*AIM:* Copy the records that follow exactly as written, but not their pictures.

*DATA RECORDS:*
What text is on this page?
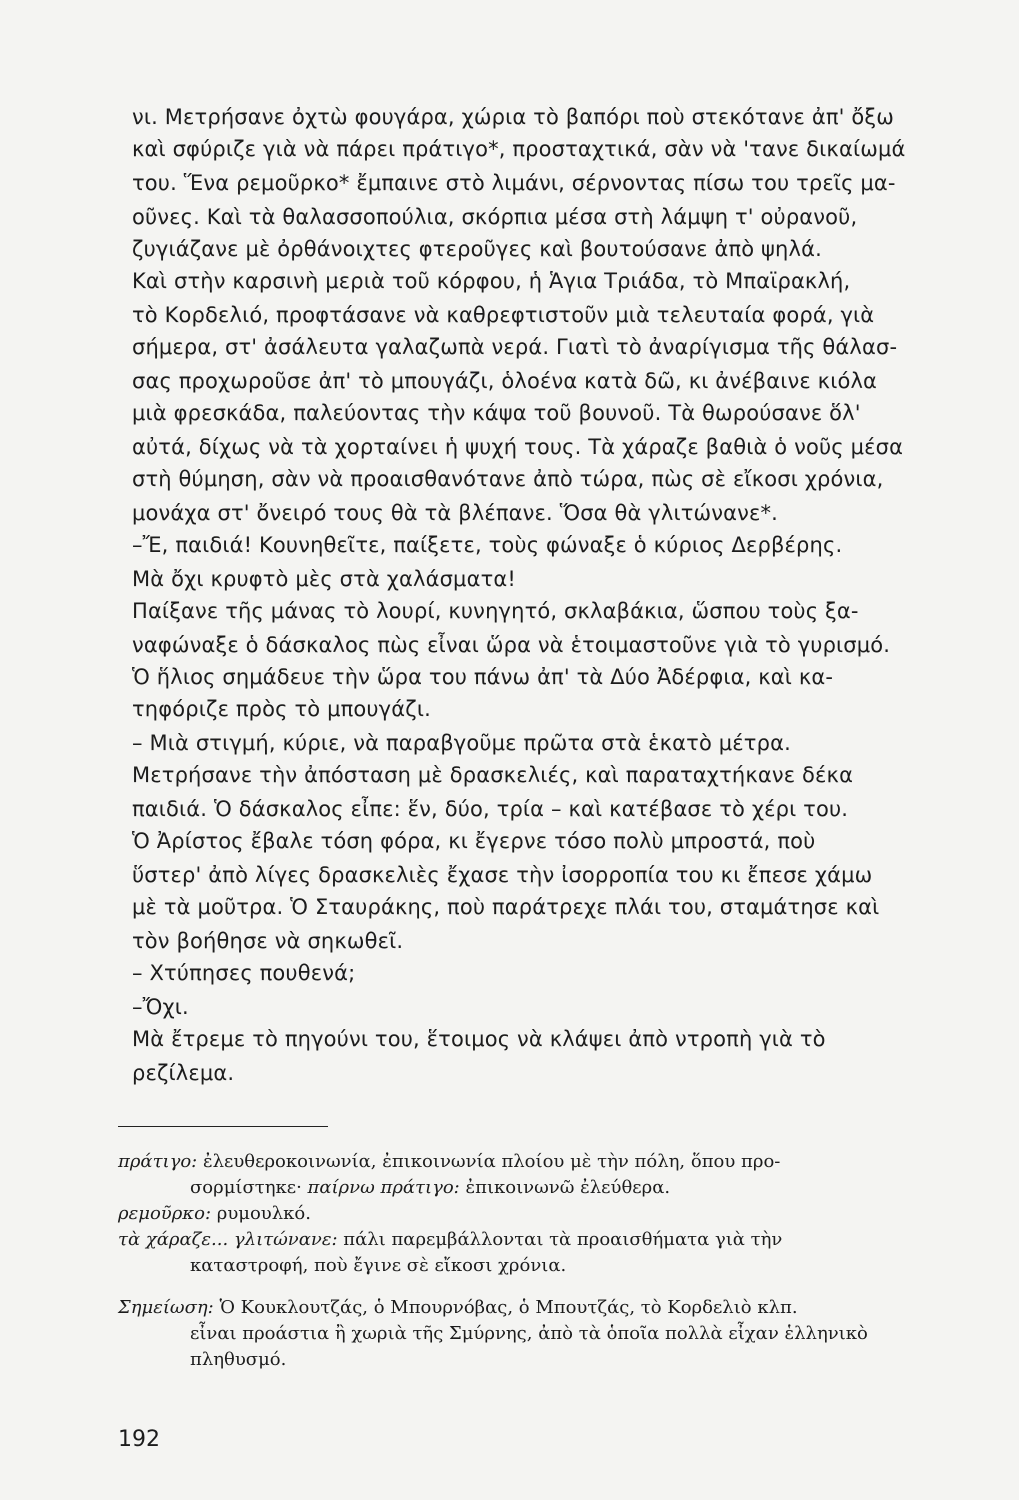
νι. Μετρήσανε ὀχτὼ φουγάρα, χώρια τὸ βαπόρι ποὺ στεκότανε ἀπ' ὄξω
καὶ σφύριζε γιὰ νὰ πάρει πράτιγο*, προσταχτικά, σὰν νὰ 'τανε δικαίωμά
του. Ἕνα ρεμοῦρκο* ἔμπαινε στὸ λιμάνι, σέρνοντας πίσω του τρεῖς μα-
οῦνες. Καὶ τὰ θαλασσοπούλια, σκόρπια μέσα στὴ λάμψη τ' οὐρανοῦ,
ζυγιάζανε μὲ ὀρθάνοιχτες φτεροῦγες καὶ βουτούσανε ἀπὸ ψηλά.
Καὶ στὴν καρσινὴ μεριὰ τοῦ κόρφου, ἡ Ἁγια Τριάδα, τὸ Μπαϊρακλή,
τὸ Κορδελιό, προφτάσανε νὰ καθρεφτιστοῦν μιὰ τελευταία φορά, γιὰ
σήμερα, στ' ἀσάλευτα γαλαζωπὰ νερά. Γιατὶ τὸ ἀναρίγισμα τῆς θάλασ-
σας προχωροῦσε ἀπ' τὸ μπουγάζι, ὁλοένα κατὰ δῶ, κι ἀνέβαινε κιόλα
μιὰ φρεσκάδα, παλεύοντας τὴν κάψα τοῦ βουνοῦ. Τὰ θωρούσανε ὅλ'
αὐτά, δίχως νὰ τὰ χορταίνει ἡ ψυχή τους. Τὰ χάραζε βαθιὰ ὁ νοῦς μέσα
στὴ θύμηση, σὰν νὰ προαισθανότανε ἀπὸ τώρα, πὼς σὲ εἴκοσι χρόνια,
μονάχα στ' ὄνειρό τους θὰ τὰ βλέπανε. Ὅσα θὰ γλιτώνανε*.
–Ἔ, παιδιά! Κουνηθεῖτε, παίξετε, τοὺς φώναξε ὁ κύριος Δερβέρης.
Μὰ ὄχι κρυφτὸ μὲς στὰ χαλάσματα!
Παίξανε τῆς μάνας τὸ λουρί, κυνηγητό, σκλαβάκια, ὥσπου τοὺς ξα-
ναφώναξε ὁ δάσκαλος πὼς εἶναι ὥρα νὰ ἑτοιμαστοῦνε γιὰ τὸ γυρισμό.
Ὁ ἥλιος σημάδευε τὴν ὥρα του πάνω ἀπ' τὰ Δύο Ἀδέρφια, καὶ κα-
τηφόριζε πρὸς τὸ μπουγάζι.
– Μιὰ στιγμή, κύριε, νὰ παραβγοῦμε πρῶτα στὰ ἑκατὸ μέτρα.
Μετρήσανε τὴν ἀπόσταση μὲ δρασκελιές, καὶ παραταχτήκανε δέκα
παιδιά. Ὁ δάσκαλος εἶπε: ἕν, δύο, τρία – καὶ κατέβασε τὸ χέρι του.
Ὁ Ἀρίστος ἔβαλε τόση φόρα, κι ἔγερνε τόσο πολὺ μπροστά, ποὺ
ὕστερ' ἀπὸ λίγες δρασκελιὲς ἔχασε τὴν ἰσορροπία του κι ἔπεσε χάμω
μὲ τὰ μοῦτρα. Ὁ Σταυράκης, ποὺ παράτρεχε πλάι του, σταμάτησε καὶ
τὸν βοήθησε νὰ σηκωθεῖ.
– Χτύπησες πουθενά;
–Ὄχι.
Μὰ ἔτρεμε τὸ πηγούνι του, ἕτοιμος νὰ κλάψει ἀπὸ ντροπὴ γιὰ τὸ
ρεζίλεμα.
πράτιγο: ἐλευθεροκοινωνία, ἐπικοινωνία πλοίου μὲ τὴν πόλη, ὅπου προ-
σορμίστηκε· παίρνω πράτιγο: ἐπικοινωνῶ ἐλεύθερα.
ρεμοῦρκο: ρυμουλκό.
τὰ χάραζε... γλιτώνανε: πάλι παρεμβάλλονται τὰ προαισθήματα γιὰ τὴν
καταστροφή, ποὺ ἔγινε σὲ εἴκοσι χρόνια.
Σημείωση: Ὁ Κουκλουτζάς, ὁ Μπουρνόβας, ὁ Μπουτζάς, τὸ Κορδελιὸ κλπ.
εἶναι προάστια ἢ χωριὰ τῆς Σμύρνης, ἀπὸ τὰ ὁποῖα πολλὰ εἶχαν ἑλληνικὸ
πληθυσμό.
192
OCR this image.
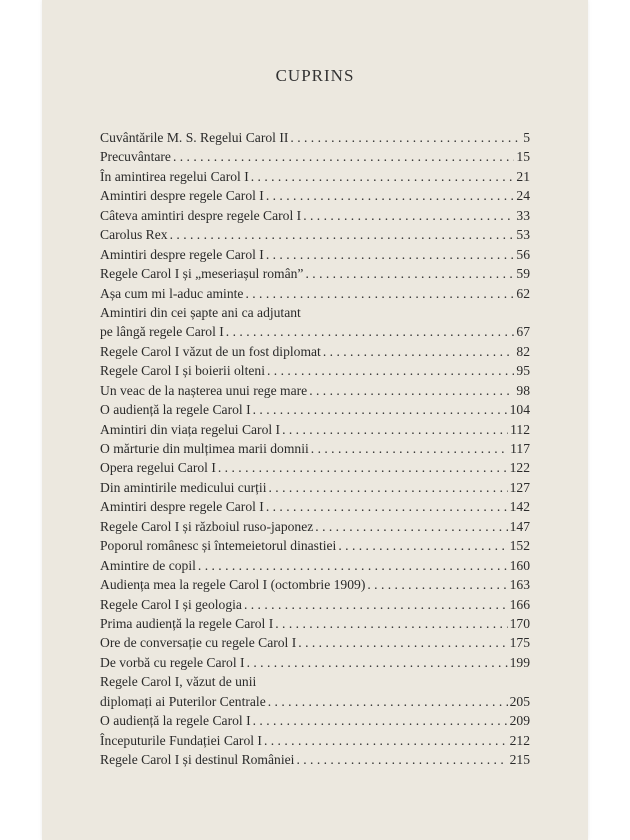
CUPRINS
Cuvântările M. S. Regelui Carol II . . .	5
Precuvântare . . .	15
În amintirea regelui Carol I . . .	21
Amintiri despre regele Carol I . . .	24
Câteva amintiri despre regele Carol I . . .	33
Carolus Rex . . .	53
Amintiri despre regele Carol I . . .	56
Regele Carol I și „meseriașul român” . . .	59
Așa cum mi l-aduc aminte . . .	62
Amintiri din cei șapte ani ca adjutant
pe lângă regele Carol I . . .	67
Regele Carol I văzut de un fost diplomat . . .	82
Regele Carol I și boierii olteni . . .	95
Un veac de la nașterea unui rege mare . . .	98
O audiență la regele Carol I . . .	104
Amintiri din viața regelui Carol I . . .	112
O mărturie din mulțimea marii domnii . . .	117
Opera regelui Carol I . . .	122
Din amintirile medicului curții . . .	127
Amintiri despre regele Carol I . . .	142
Regele Carol I și războiul ruso-japonez . . .	147
Poporul românesc și întemeietorul dinastiei . . .	152
Amintire de copil . . .	160
Audiența mea la regele Carol I (octombrie 1909) . . .	163
Regele Carol I și geologia . . .	166
Prima audiență la regele Carol I . . .	170
Ore de conversație cu regele Carol I . . .	175
De vorbă cu regele Carol I . . .	199
Regele Carol I, văzut de unii
diplomați ai Puterilor Centrale . . .	205
O audiență la regele Carol I . . .	209
Începuturile Fundației Carol I . . .	212
Regele Carol I și destinul României . . .	215
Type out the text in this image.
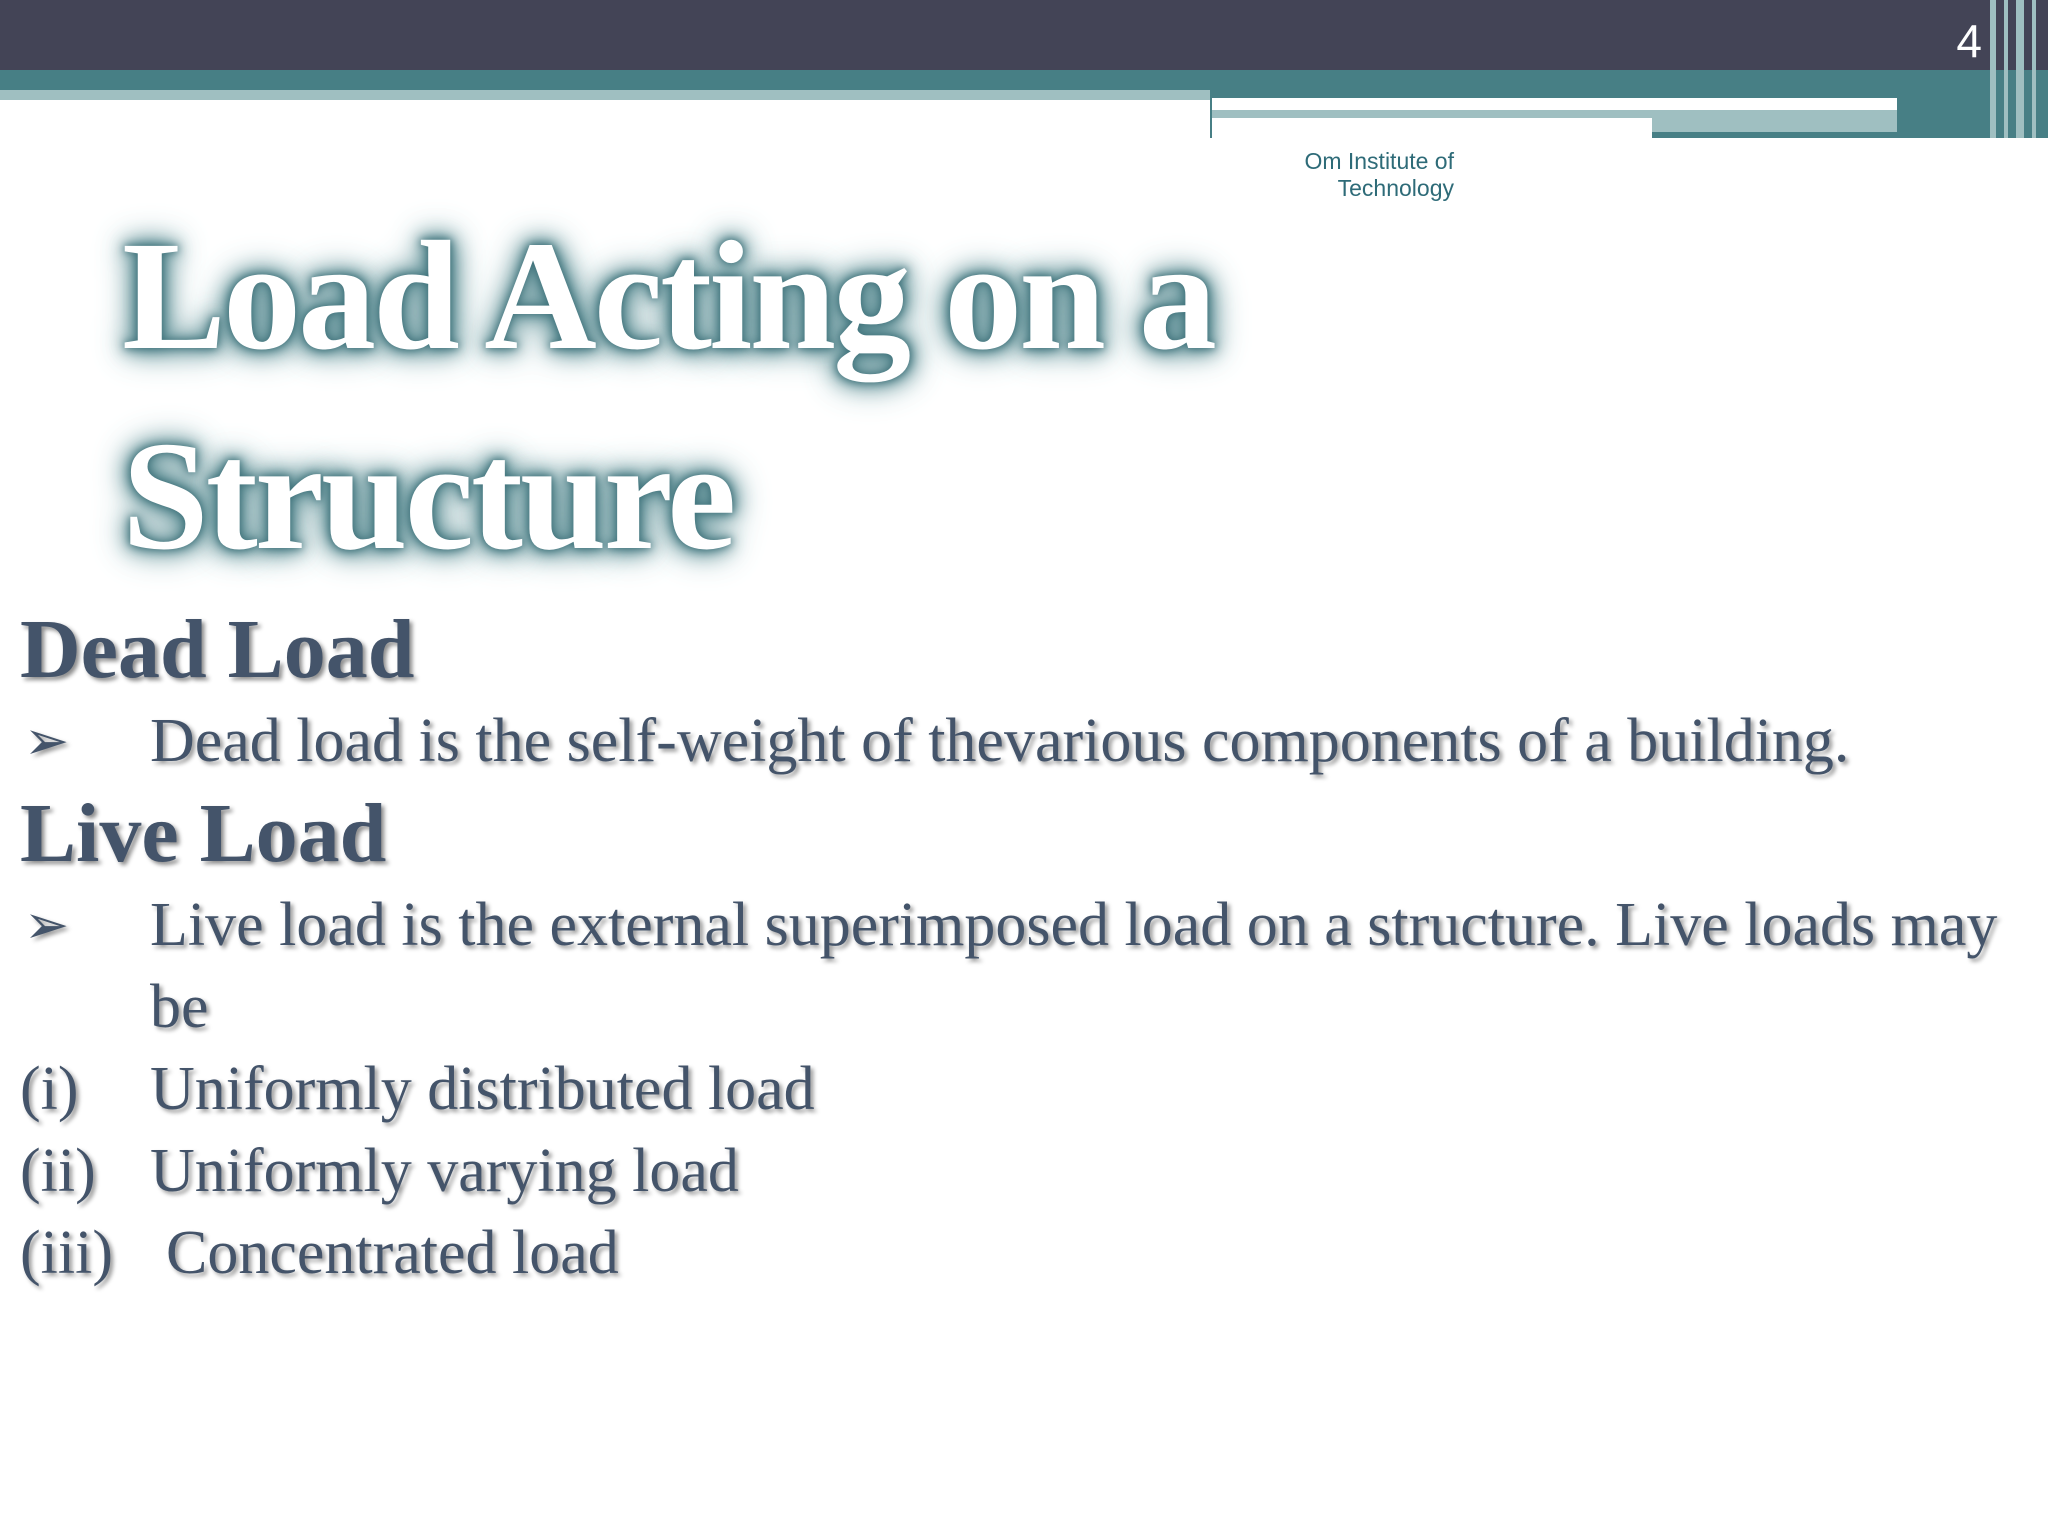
4
Om Institute of
Technology
Load Acting on a
Structure
Dead Load
➢ Dead load is the self-weight of thevarious components of a building.
Live Load
➢ Live load is the external superimposed load on a structure. Live loads may be
(i) Uniformly distributed load
(ii) Uniformly varying load
(iii) Concentrated load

*RESPONSE:*
What text is on this page?
νι. Μετρήσανε ὀχτὼ φουγάρα, χώρια τὸ βαπόρι ποὺ στεκότανε ἀπ' ὄξω
καὶ σφύριζε γιὰ νὰ πάρει πράτιγο*, προσταχτικά, σὰν νὰ 'τανε δικαίωμά
του. Ἕνα ρεμοῦρκο* ἔμπαινε στὸ λιμάνι, σέρνοντας πίσω του τρεῖς μα-
οῦνες. Καὶ τὰ θαλασσοπούλια, σκόρπια μέσα στὴ λάμψη τ' οὐρανοῦ,
ζυγιάζανε μὲ ὀρθάνοιχτες φτεροῦγες καὶ βουτούσανε ἀπὸ ψηλά.
Καὶ στὴν καρσινὴ μεριὰ τοῦ κόρφου, ἡ Ἁγια Τριάδα, τὸ Μπαϊρακλή,
τὸ Κορδελιό, προφτάσανε νὰ καθρεφτιστοῦν μιὰ τελευταία φορά, γιὰ
σήμερα, στ' ἀσάλευτα γαλαζωπὰ νερά. Γιατὶ τὸ ἀναρίγισμα τῆς θάλασ-
σας προχωροῦσε ἀπ' τὸ μπουγάζι, ὁλοένα κατὰ δῶ, κι ἀνέβαινε κιόλα
μιὰ φρεσκάδα, παλεύοντας τὴν κάψα τοῦ βουνοῦ. Τὰ θωρούσανε ὅλ'
αὐτά, δίχως νὰ τὰ χορταίνει ἡ ψυχή τους. Τὰ χάραζε βαθιὰ ὁ νοῦς μέσα
στὴ θύμηση, σὰν νὰ προαισθανότανε ἀπὸ τώρα, πὼς σὲ εἴκοσι χρόνια,
μονάχα στ' ὄνειρό τους θὰ τὰ βλέπανε. Ὅσα θὰ γλιτώνανε*.
–Ἔ, παιδιά! Κουνηθεῖτε, παίξετε, τοὺς φώναξε ὁ κύριος Δερβέρης.
Μὰ ὄχι κρυφτὸ μὲς στὰ χαλάσματα!
Παίξανε τῆς μάνας τὸ λουρί, κυνηγητό, σκλαβάκια, ὥσπου τοὺς ξα-
ναφώναξε ὁ δάσκαλος πὼς εἶναι ὥρα νὰ ἑτοιμαστοῦνε γιὰ τὸ γυρισμό.
Ὁ ἥλιος σημάδευε τὴν ὥρα του πάνω ἀπ' τὰ Δύο Ἀδέρφια, καὶ κα-
τηφόριζε πρὸς τὸ μπουγάζι.
– Μιὰ στιγμή, κύριε, νὰ παραβγοῦμε πρῶτα στὰ ἑκατὸ μέτρα.
Μετρήσανε τὴν ἀπόσταση μὲ δρασκελιές, καὶ παραταχτήκανε δέκα
παιδιά. Ὁ δάσκαλος εἶπε: ἕν, δύο, τρία – καὶ κατέβασε τὸ χέρι του.
Ὁ Ἀρίστος ἔβαλε τόση φόρα, κι ἔγερνε τόσο πολὺ μπροστά, ποὺ
ὕστερ' ἀπὸ λίγες δρασκελιὲς ἔχασε τὴν ἰσορροπία του κι ἔπεσε χάμω
μὲ τὰ μοῦτρα. Ὁ Σταυράκης, ποὺ παράτρεχε πλάι του, σταμάτησε καὶ
τὸν βοήθησε νὰ σηκωθεῖ.
– Χτύπησες πουθενά;
–Ὄχι.
Μὰ ἔτρεμε τὸ πηγούνι του, ἕτοιμος νὰ κλάψει ἀπὸ ντροπὴ γιὰ τὸ
ρεζίλεμα.
πράτιγο: ἐλευθεροκοινωνία, ἐπικοινωνία πλοίου μὲ τὴν πόλη, ὅπου προ-
σορμίστηκε· παίρνω πράτιγο: ἐπικοινωνῶ ἐλεύθερα.
ρεμοῦρκο: ρυμουλκό.
τὰ χάραζε... γλιτώνανε: πάλι παρεμβάλλονται τὰ προαισθήματα γιὰ τὴν
καταστροφή, ποὺ ἔγινε σὲ εἴκοσι χρόνια.
Σημείωση: Ὁ Κουκλουτζάς, ὁ Μπουρνόβας, ὁ Μπουτζάς, τὸ Κορδελιὸ κλπ.
εἶναι προάστια ἢ χωριὰ τῆς Σμύρνης, ἀπὸ τὰ ὁποῖα πολλὰ εἶχαν ἑλληνικὸ
πληθυσμό.
192
OCR this image.
CUPRINS
Cuvântările M. S. Regelui Carol II . . .	5
Precuvântare . . .	15
În amintirea regelui Carol I . . .	21
Amintiri despre regele Carol I . . .	24
Câteva amintiri despre regele Carol I . . .	33
Carolus Rex . . .	53
Amintiri despre regele Carol I . . .	56
Regele Carol I și „meseriașul român” . . .	59
Așa cum mi l-aduc aminte . . .	62
Amintiri din cei șapte ani ca adjutant
pe lângă regele Carol I . . .	67
Regele Carol I văzut de un fost diplomat . . .	82
Regele Carol I și boierii olteni . . .	95
Un veac de la nașterea unui rege mare . . .	98
O audiență la regele Carol I . . .	104
Amintiri din viața regelui Carol I . . .	112
O mărturie din mulțimea marii domnii . . .	117
Opera regelui Carol I . . .	122
Din amintirile medicului curții . . .	127
Amintiri despre regele Carol I . . .	142
Regele Carol I și războiul ruso-japonez . . .	147
Poporul românesc și întemeietorul dinastiei . . .	152
Amintire de copil . . .	160
Audiența mea la regele Carol I (octombrie 1909) . . .	163
Regele Carol I și geologia . . .	166
Prima audiență la regele Carol I . . .	170
Ore de conversație cu regele Carol I . . .	175
De vorbă cu regele Carol I . . .	199
Regele Carol I, văzut de unii
diplomați ai Puterilor Centrale . . .	205
O audiență la regele Carol I . . .	209
Începuturile Fundației Carol I . . .	212
Regele Carol I și destinul României . . .	215
Type out the text in this image.
4
Om Institute of
Technology
Load Acting on a
Structure
Dead Load
➢ Dead load is the self-weight of thevarious components of a building.
Live Load
➢ Live load is the external superimposed load on a structure. Live loads may be
(i) Uniformly distributed load
(ii) Uniformly varying load
(iii) Concentrated load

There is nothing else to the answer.